— SUPPLIED DATA —
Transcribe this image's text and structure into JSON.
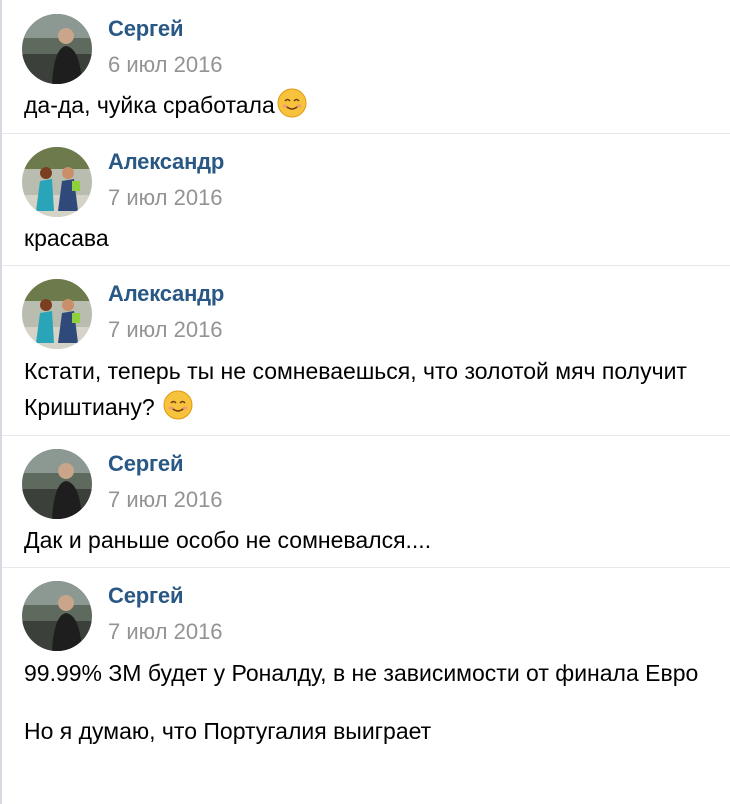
{
  "comments": [
    {
      "author": "Сергей",
      "date": "6 июл 2016",
      "lines": [
        "да-да, чуйка сработала"
      ],
      "emoji": "smiling-emoji",
      "avatar": "sergey"
    },
    {
      "author": "Александр",
      "date": "7 июл 2016",
      "lines": [
        "красава"
      ],
      "emoji": null,
      "avatar": "alexander"
    },
    {
      "author": "Александр",
      "date": "7 июл 2016",
      "lines": [
        "Кстати, теперь ты не сомневаешься, что золотой мяч получит Криштиану?"
      ],
      "emoji": "smiling-emoji",
      "avatar": "alexander"
    },
    {
      "author": "Сергей",
      "date": "7 июл 2016",
      "lines": [
        "Дак и раньше особо не сомневался...."
      ],
      "emoji": null,
      "avatar": "sergey"
    },
    {
      "author": "Сергей",
      "date": "7 июл 2016",
      "lines": [
        "99.99% ЗМ будет у Роналду, в не зависимости от финала Евро",
        "Но я думаю, что Португалия выиграет"
      ],
      "emoji": null,
      "avatar": "sergey"
    }
  ],
  "colors": {
    "author": "#2a5885",
    "date": "#939393",
    "divider": "#e7e8ec"
  }
}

— REQUIREMENTS —
Every record is to be reproduced exactly, with no pictures included.

— RESPONSE TO THIS EXERCISE —
Transcribe this image's text and structure into JSON.
{
  "comments": [
    {
      "author": "Сергей",
      "date": "6 июл 2016",
      "lines": [
        "да-да, чуйка сработала"
      ],
      "emoji": "smiling-emoji",
      "avatar": "sergey"
    },
    {
      "author": "Александр",
      "date": "7 июл 2016",
      "lines": [
        "красава"
      ],
      "emoji": null,
      "avatar": "alexander"
    },
    {
      "author": "Александр",
      "date": "7 июл 2016",
      "lines": [
        "Кстати, теперь ты не сомневаешься, что золотой мяч получит Криштиану?"
      ],
      "emoji": "smiling-emoji",
      "avatar": "alexander"
    },
    {
      "author": "Сергей",
      "date": "7 июл 2016",
      "lines": [
        "Дак и раньше особо не сомневался...."
      ],
      "emoji": null,
      "avatar": "sergey"
    },
    {
      "author": "Сергей",
      "date": "7 июл 2016",
      "lines": [
        "99.99% ЗМ будет у Роналду, в не зависимости от финала Евро",
        "Но я думаю, что Португалия выиграет"
      ],
      "emoji": null,
      "avatar": "sergey"
    }
  ],
  "colors": {
    "author": "#2a5885",
    "date": "#939393",
    "divider": "#e7e8ec"
  }
}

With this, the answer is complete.